WRITTEN EXERCISE
Identify each line containing the word "object" and copy it.
Begin LISTED ENTRIES
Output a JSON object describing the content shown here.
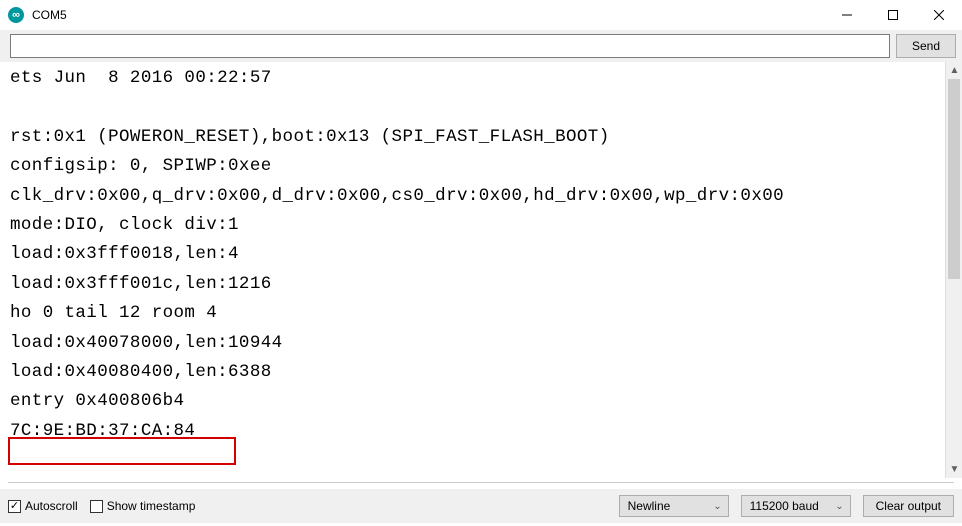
{
  "window": {
    "title": "COM5"
  },
  "sendbar": {
    "input_value": "",
    "send_label": "Send"
  },
  "output_lines": [
    "ets Jun  8 2016 00:22:57",
    "",
    "rst:0x1 (POWERON_RESET),boot:0x13 (SPI_FAST_FLASH_BOOT)",
    "configsip: 0, SPIWP:0xee",
    "clk_drv:0x00,q_drv:0x00,d_drv:0x00,cs0_drv:0x00,hd_drv:0x00,wp_drv:0x00",
    "mode:DIO, clock div:1",
    "load:0x3fff0018,len:4",
    "load:0x3fff001c,len:1216",
    "ho 0 tail 12 room 4",
    "load:0x40078000,len:10944",
    "load:0x40080400,len:6388",
    "entry 0x400806b4",
    "7C:9E:BD:37:CA:84"
  ],
  "bottom": {
    "autoscroll": {
      "label": "Autoscroll",
      "checked": true
    },
    "timestamp": {
      "label": "Show timestamp",
      "checked": false
    },
    "line_ending": {
      "selected": "Newline"
    },
    "baud": {
      "selected": "115200 baud"
    },
    "clear_label": "Clear output"
  }
}
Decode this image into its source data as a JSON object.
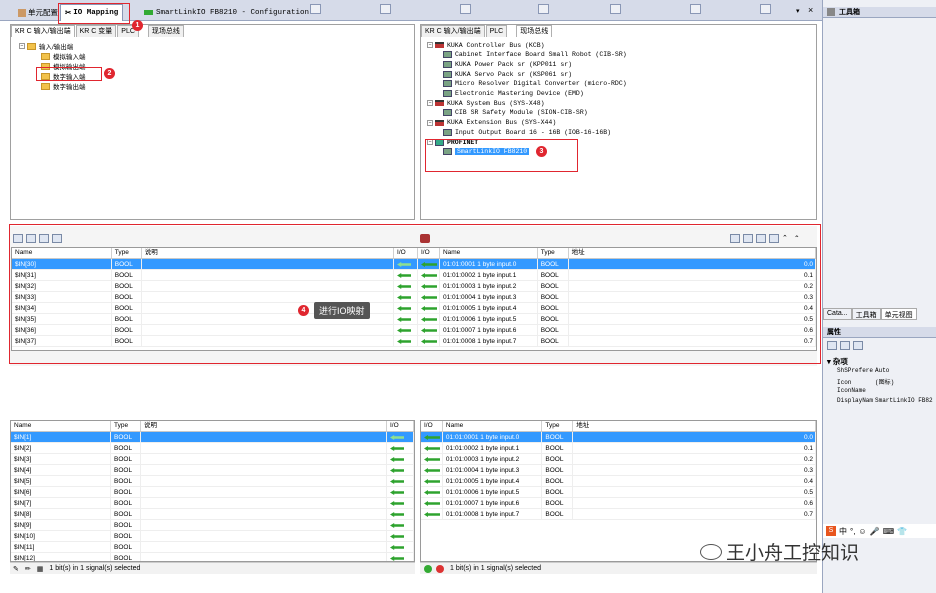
End LISTED ENTRIES
REPLY
Output a JSON object describing the content shown here.
Decode this image into its source data as a JSON object.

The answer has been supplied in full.